WHAT IS ASKED: Print out the material that follows word for word.

WORKING DATA:

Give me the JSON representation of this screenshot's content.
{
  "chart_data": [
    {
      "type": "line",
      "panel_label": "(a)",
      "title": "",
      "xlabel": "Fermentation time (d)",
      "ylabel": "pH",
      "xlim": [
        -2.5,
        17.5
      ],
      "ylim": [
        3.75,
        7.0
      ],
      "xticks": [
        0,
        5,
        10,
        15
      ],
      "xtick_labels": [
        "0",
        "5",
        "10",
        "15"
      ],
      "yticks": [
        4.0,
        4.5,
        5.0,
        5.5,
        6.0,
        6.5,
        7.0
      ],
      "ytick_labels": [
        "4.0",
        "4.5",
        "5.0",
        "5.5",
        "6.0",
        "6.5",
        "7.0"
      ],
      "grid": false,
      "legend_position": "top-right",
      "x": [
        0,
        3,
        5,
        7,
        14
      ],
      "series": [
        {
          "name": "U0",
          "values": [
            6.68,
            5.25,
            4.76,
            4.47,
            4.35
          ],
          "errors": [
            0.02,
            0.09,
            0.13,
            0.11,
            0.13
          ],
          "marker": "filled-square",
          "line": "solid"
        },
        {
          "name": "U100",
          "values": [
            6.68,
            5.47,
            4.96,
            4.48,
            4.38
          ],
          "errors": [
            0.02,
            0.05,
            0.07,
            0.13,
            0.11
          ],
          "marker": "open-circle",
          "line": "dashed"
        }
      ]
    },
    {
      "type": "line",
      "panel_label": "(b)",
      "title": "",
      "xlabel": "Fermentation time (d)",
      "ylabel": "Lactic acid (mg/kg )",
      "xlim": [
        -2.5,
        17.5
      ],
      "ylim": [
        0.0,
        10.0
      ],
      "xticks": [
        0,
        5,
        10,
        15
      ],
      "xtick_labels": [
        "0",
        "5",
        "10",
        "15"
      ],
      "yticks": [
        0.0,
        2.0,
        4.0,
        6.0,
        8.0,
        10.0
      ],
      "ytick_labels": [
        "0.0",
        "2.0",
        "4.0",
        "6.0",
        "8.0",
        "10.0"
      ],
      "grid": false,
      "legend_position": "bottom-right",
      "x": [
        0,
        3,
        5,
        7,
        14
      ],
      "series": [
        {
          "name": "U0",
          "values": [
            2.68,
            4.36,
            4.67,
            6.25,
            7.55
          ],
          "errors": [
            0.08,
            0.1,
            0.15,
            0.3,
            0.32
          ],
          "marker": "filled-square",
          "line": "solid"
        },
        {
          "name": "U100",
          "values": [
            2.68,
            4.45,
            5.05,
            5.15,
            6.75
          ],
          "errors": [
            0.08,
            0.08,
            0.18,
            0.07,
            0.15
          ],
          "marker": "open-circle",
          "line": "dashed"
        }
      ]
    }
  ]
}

SOLUTION TO THE EXERCISE:
Give me the JSON representation of this screenshot's content.
{
  "chart_data": [
    {
      "type": "line",
      "panel_label": "(a)",
      "title": "",
      "xlabel": "Fermentation time (d)",
      "ylabel": "pH",
      "xlim": [
        -2.5,
        17.5
      ],
      "ylim": [
        3.75,
        7.0
      ],
      "xticks": [
        0,
        5,
        10,
        15
      ],
      "xtick_labels": [
        "0",
        "5",
        "10",
        "15"
      ],
      "yticks": [
        4.0,
        4.5,
        5.0,
        5.5,
        6.0,
        6.5,
        7.0
      ],
      "ytick_labels": [
        "4.0",
        "4.5",
        "5.0",
        "5.5",
        "6.0",
        "6.5",
        "7.0"
      ],
      "grid": false,
      "legend_position": "top-right",
      "x": [
        0,
        3,
        5,
        7,
        14
      ],
      "series": [
        {
          "name": "U0",
          "values": [
            6.68,
            5.25,
            4.76,
            4.47,
            4.35
          ],
          "errors": [
            0.02,
            0.09,
            0.13,
            0.11,
            0.13
          ],
          "marker": "filled-square",
          "line": "solid"
        },
        {
          "name": "U100",
          "values": [
            6.68,
            5.47,
            4.96,
            4.48,
            4.38
          ],
          "errors": [
            0.02,
            0.05,
            0.07,
            0.13,
            0.11
          ],
          "marker": "open-circle",
          "line": "dashed"
        }
      ]
    },
    {
      "type": "line",
      "panel_label": "(b)",
      "title": "",
      "xlabel": "Fermentation time (d)",
      "ylabel": "Lactic acid (mg/kg )",
      "xlim": [
        -2.5,
        17.5
      ],
      "ylim": [
        0.0,
        10.0
      ],
      "xticks": [
        0,
        5,
        10,
        15
      ],
      "xtick_labels": [
        "0",
        "5",
        "10",
        "15"
      ],
      "yticks": [
        0.0,
        2.0,
        4.0,
        6.0,
        8.0,
        10.0
      ],
      "ytick_labels": [
        "0.0",
        "2.0",
        "4.0",
        "6.0",
        "8.0",
        "10.0"
      ],
      "grid": false,
      "legend_position": "bottom-right",
      "x": [
        0,
        3,
        5,
        7,
        14
      ],
      "series": [
        {
          "name": "U0",
          "values": [
            2.68,
            4.36,
            4.67,
            6.25,
            7.55
          ],
          "errors": [
            0.08,
            0.1,
            0.15,
            0.3,
            0.32
          ],
          "marker": "filled-square",
          "line": "solid"
        },
        {
          "name": "U100",
          "values": [
            2.68,
            4.45,
            5.05,
            5.15,
            6.75
          ],
          "errors": [
            0.08,
            0.08,
            0.18,
            0.07,
            0.15
          ],
          "marker": "open-circle",
          "line": "dashed"
        }
      ]
    }
  ]
}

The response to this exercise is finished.